**Exercise**: Locate and copy each line in the data that contains the word "Pressure".

#### Source data

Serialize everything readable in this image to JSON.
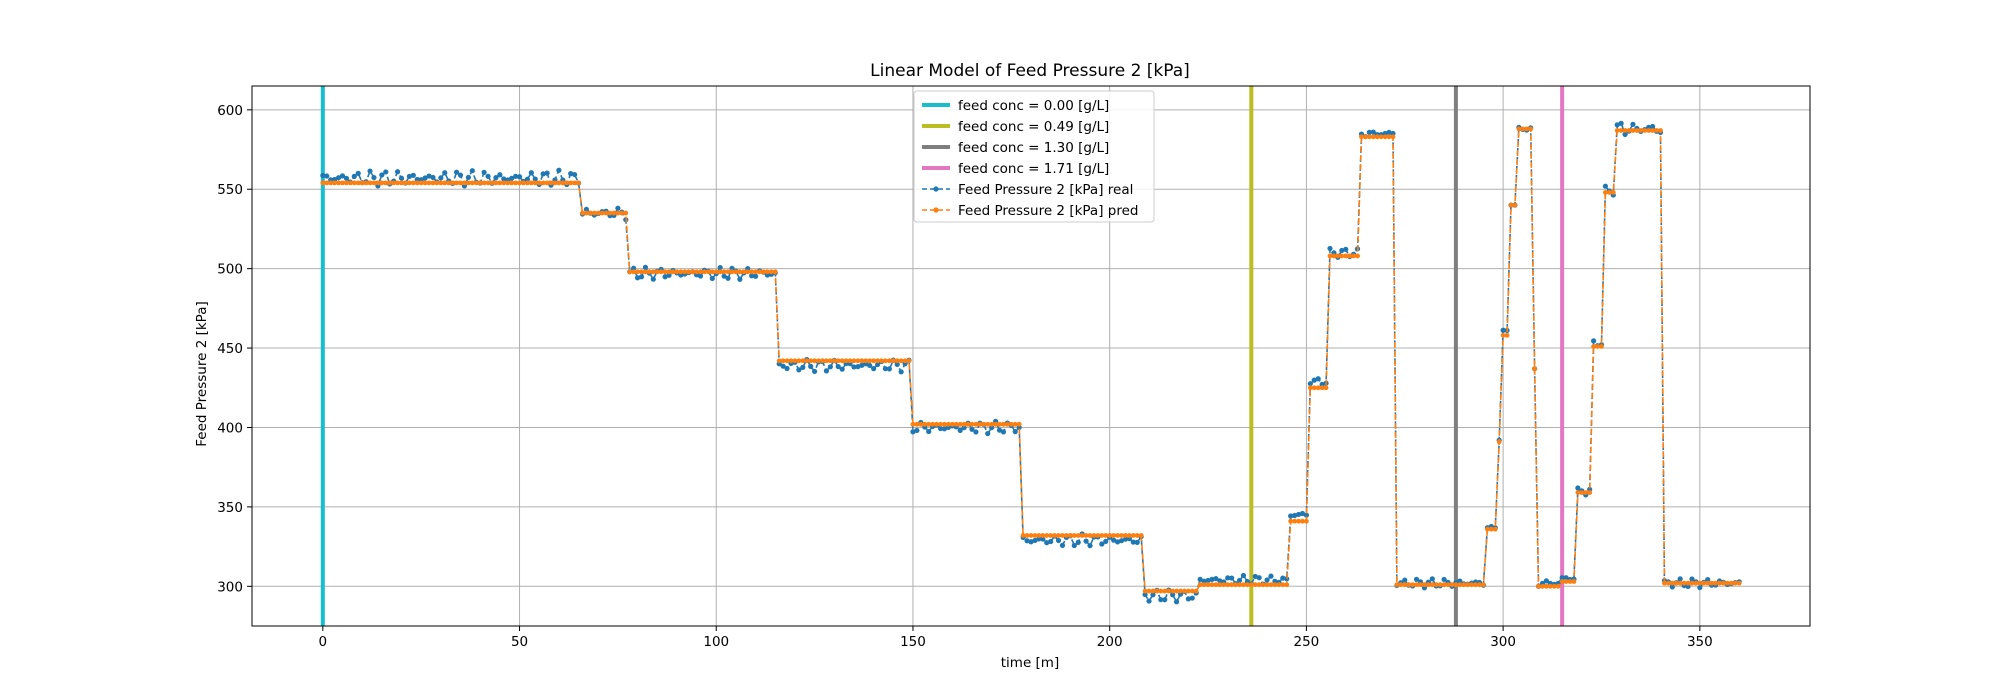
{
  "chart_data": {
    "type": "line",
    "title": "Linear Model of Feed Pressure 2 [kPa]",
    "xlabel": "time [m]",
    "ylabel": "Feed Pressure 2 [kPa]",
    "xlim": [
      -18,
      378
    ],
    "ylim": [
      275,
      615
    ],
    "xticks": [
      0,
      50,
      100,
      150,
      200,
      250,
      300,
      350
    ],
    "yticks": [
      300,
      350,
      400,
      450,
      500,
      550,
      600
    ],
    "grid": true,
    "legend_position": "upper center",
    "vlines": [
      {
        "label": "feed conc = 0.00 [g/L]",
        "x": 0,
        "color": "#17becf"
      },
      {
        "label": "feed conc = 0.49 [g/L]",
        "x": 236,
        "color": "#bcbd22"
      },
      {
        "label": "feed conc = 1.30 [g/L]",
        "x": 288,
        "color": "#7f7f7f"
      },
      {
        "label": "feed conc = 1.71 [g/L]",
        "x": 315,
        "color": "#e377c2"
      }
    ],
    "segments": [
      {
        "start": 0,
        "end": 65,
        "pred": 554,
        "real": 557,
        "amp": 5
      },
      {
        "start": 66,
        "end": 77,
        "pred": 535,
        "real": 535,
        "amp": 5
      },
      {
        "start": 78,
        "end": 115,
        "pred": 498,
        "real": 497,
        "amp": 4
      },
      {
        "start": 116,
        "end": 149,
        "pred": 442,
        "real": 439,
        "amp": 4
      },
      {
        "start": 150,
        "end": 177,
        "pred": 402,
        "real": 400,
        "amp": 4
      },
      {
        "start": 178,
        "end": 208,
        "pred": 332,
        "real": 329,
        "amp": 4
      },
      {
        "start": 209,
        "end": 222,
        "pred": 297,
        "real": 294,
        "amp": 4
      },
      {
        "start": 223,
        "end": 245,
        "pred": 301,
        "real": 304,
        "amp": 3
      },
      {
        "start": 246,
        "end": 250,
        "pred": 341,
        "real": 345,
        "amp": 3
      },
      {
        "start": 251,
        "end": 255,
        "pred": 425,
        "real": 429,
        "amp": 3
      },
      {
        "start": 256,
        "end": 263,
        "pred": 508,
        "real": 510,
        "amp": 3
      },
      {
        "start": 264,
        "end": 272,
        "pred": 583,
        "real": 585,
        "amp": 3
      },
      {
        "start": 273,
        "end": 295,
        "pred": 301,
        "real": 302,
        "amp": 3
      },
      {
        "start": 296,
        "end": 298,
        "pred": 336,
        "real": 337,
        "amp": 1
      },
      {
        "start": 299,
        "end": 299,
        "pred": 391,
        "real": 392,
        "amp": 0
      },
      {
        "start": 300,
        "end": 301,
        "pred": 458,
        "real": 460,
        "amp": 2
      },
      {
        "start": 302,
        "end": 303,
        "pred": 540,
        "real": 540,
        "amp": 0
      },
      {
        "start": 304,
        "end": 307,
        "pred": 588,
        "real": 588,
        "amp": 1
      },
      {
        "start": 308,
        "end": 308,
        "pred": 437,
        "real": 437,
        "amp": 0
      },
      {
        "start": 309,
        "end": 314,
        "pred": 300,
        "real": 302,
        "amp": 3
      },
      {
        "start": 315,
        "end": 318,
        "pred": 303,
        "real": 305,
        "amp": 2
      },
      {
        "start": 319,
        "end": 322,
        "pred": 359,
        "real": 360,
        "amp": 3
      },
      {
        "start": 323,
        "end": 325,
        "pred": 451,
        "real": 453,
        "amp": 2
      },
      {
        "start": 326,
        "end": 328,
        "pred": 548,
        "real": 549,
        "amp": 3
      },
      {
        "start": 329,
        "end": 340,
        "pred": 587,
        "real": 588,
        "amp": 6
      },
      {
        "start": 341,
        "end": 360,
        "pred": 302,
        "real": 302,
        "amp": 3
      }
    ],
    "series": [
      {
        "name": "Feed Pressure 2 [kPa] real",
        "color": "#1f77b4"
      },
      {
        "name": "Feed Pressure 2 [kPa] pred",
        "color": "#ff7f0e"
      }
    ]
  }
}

########

**Full solution**:
    "title": "Linear Model of Feed Pressure 2 [kPa]",
    "ylabel": "Feed Pressure 2 [kPa]",
        "name": "Feed Pressure 2 [kPa] real",
        "name": "Feed Pressure 2 [kPa] pred",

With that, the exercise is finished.